Dataset entries on figures.
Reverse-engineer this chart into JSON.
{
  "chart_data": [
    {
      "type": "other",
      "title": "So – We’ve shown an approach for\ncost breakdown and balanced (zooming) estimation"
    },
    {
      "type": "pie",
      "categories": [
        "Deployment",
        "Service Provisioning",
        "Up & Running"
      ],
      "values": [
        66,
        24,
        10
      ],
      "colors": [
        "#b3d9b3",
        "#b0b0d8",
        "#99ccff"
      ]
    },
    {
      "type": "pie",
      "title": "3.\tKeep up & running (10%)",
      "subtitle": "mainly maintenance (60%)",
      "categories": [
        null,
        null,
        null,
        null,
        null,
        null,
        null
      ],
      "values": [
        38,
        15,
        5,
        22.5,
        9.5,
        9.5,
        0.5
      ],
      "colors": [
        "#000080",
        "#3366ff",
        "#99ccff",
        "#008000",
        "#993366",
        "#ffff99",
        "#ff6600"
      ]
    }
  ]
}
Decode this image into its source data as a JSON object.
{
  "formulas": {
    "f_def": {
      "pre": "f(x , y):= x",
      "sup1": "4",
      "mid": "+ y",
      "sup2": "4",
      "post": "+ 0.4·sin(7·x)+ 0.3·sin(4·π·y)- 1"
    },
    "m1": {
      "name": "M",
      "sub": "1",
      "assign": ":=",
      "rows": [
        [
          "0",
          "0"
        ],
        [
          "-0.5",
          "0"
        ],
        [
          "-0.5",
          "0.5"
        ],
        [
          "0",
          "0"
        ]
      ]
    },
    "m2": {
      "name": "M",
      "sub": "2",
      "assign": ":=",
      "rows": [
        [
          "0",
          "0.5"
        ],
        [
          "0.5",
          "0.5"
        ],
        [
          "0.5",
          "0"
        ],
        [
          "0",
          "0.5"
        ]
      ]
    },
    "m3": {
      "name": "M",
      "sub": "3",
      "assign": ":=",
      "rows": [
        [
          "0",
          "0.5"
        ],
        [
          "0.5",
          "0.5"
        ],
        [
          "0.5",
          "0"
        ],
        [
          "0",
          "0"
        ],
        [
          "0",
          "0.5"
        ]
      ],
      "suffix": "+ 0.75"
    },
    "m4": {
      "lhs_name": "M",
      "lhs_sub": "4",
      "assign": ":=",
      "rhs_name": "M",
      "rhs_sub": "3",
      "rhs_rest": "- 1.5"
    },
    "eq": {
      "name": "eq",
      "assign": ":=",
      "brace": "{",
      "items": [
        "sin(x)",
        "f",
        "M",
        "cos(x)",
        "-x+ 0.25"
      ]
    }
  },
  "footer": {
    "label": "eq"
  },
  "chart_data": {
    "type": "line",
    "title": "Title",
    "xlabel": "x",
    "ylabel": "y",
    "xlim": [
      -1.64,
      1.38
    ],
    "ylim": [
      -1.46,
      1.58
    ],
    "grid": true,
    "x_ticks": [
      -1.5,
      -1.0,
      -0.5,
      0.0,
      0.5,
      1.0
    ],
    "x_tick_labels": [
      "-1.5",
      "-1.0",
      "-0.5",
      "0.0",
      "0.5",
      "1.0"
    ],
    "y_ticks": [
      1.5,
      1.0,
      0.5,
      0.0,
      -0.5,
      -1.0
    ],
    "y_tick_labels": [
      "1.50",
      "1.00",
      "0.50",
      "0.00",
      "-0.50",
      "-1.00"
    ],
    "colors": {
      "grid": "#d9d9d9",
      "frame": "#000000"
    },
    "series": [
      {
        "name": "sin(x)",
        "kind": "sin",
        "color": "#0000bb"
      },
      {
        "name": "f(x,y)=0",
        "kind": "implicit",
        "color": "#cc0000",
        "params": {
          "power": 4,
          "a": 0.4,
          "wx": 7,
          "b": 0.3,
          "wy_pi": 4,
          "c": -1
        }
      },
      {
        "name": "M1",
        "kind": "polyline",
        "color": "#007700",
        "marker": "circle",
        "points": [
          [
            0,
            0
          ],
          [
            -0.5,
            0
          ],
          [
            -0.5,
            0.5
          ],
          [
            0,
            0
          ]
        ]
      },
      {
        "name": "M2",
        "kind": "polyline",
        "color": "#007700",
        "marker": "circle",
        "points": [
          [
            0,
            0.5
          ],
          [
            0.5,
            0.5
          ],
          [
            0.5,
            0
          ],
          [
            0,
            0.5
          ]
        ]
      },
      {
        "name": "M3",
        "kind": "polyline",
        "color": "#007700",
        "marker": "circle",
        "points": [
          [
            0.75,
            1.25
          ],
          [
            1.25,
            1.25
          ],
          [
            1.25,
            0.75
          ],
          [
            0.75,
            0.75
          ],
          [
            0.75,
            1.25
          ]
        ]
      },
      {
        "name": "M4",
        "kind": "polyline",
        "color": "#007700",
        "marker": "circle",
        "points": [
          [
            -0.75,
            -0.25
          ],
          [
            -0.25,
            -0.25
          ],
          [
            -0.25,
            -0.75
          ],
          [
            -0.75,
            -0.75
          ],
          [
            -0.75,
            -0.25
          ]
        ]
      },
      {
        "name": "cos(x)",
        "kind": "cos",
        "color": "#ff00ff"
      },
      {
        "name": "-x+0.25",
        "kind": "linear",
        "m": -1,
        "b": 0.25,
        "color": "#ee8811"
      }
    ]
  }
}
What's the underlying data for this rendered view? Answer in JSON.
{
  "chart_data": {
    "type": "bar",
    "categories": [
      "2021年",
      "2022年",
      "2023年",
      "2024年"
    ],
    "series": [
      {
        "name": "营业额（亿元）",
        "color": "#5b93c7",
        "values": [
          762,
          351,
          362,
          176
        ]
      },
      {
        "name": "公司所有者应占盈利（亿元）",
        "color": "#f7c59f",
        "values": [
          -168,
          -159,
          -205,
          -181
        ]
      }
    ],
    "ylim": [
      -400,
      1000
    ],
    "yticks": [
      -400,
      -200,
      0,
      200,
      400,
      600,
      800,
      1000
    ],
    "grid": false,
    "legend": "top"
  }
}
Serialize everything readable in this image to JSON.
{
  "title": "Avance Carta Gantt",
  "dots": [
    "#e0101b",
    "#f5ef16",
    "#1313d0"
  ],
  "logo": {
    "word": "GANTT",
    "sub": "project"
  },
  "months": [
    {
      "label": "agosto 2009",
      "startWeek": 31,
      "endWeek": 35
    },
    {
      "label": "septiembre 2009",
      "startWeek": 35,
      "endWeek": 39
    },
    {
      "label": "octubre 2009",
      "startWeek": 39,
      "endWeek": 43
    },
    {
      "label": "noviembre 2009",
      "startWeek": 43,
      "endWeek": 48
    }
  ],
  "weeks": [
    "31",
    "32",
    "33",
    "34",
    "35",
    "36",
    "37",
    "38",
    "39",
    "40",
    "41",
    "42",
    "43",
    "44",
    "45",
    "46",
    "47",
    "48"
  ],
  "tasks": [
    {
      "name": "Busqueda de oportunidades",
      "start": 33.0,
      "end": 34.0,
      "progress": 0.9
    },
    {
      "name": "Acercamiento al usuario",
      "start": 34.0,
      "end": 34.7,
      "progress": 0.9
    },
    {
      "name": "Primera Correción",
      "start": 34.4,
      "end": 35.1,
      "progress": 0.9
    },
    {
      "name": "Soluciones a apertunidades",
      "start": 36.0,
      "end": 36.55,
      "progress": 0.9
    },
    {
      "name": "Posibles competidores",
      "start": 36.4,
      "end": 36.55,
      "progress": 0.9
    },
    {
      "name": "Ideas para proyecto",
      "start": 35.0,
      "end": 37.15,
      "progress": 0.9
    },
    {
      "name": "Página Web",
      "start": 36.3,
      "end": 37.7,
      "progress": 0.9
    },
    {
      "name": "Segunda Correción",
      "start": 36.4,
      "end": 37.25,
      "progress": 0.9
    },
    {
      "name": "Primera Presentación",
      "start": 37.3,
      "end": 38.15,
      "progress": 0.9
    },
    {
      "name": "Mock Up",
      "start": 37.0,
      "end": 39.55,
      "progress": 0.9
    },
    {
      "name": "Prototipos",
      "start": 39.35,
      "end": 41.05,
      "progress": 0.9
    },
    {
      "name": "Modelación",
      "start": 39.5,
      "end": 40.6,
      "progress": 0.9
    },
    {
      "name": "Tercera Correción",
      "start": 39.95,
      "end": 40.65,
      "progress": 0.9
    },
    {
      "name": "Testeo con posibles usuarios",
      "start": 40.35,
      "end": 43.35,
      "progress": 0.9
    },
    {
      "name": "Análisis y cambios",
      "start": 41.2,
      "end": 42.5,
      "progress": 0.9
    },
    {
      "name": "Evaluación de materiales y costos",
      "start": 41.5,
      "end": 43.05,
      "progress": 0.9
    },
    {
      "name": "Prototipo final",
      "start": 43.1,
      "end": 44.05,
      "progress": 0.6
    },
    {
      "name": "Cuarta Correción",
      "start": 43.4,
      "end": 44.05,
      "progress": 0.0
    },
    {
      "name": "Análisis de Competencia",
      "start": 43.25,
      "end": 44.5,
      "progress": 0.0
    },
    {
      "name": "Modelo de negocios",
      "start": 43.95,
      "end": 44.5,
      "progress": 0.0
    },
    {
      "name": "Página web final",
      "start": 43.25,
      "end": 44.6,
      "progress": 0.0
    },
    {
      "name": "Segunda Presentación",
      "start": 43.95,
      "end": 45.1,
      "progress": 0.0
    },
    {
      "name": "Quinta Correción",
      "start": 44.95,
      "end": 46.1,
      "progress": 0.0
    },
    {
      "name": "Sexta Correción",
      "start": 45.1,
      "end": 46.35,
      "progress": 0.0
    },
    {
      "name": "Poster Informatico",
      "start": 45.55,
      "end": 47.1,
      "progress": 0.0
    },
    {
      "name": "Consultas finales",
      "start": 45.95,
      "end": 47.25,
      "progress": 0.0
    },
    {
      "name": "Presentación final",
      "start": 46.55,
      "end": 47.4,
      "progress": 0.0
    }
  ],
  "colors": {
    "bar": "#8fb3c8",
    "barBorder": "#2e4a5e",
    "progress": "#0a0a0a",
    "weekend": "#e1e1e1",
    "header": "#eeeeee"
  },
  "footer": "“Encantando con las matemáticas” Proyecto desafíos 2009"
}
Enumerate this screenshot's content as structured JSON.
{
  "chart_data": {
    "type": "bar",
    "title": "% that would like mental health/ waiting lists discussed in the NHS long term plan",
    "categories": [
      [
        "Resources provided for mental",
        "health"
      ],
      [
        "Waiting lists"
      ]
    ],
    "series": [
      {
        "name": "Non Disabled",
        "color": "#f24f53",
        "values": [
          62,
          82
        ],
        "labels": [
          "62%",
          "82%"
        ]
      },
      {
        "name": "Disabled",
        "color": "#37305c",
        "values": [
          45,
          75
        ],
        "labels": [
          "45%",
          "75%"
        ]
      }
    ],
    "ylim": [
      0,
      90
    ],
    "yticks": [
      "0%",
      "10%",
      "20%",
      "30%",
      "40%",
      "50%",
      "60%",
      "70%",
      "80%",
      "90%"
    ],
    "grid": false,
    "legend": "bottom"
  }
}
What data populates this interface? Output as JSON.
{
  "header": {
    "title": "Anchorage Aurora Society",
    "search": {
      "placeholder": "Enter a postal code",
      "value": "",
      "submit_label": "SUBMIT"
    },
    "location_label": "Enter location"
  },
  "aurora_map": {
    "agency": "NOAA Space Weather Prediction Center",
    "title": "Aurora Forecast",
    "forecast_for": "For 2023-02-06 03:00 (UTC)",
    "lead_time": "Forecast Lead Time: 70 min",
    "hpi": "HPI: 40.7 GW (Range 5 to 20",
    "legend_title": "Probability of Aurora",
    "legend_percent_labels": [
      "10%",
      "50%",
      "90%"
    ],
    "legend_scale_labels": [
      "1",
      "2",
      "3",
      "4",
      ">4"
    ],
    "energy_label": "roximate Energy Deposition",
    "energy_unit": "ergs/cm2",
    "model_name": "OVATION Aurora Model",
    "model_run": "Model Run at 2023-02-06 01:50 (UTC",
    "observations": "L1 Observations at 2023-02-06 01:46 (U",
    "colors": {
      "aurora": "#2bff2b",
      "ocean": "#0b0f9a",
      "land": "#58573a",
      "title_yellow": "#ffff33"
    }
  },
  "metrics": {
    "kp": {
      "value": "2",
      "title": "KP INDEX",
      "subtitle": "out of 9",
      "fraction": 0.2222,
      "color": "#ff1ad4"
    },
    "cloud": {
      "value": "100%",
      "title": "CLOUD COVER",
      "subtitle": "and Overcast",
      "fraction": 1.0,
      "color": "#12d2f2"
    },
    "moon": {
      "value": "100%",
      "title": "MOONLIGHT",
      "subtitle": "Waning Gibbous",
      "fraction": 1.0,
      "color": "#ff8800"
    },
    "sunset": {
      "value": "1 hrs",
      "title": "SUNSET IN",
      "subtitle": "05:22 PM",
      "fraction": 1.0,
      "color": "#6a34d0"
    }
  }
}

Directive. Using the entries above, return each line that includes the word "Análisis".

Written response.
      "name": "Análisis y cambios",
      "name": "Análisis de Competencia",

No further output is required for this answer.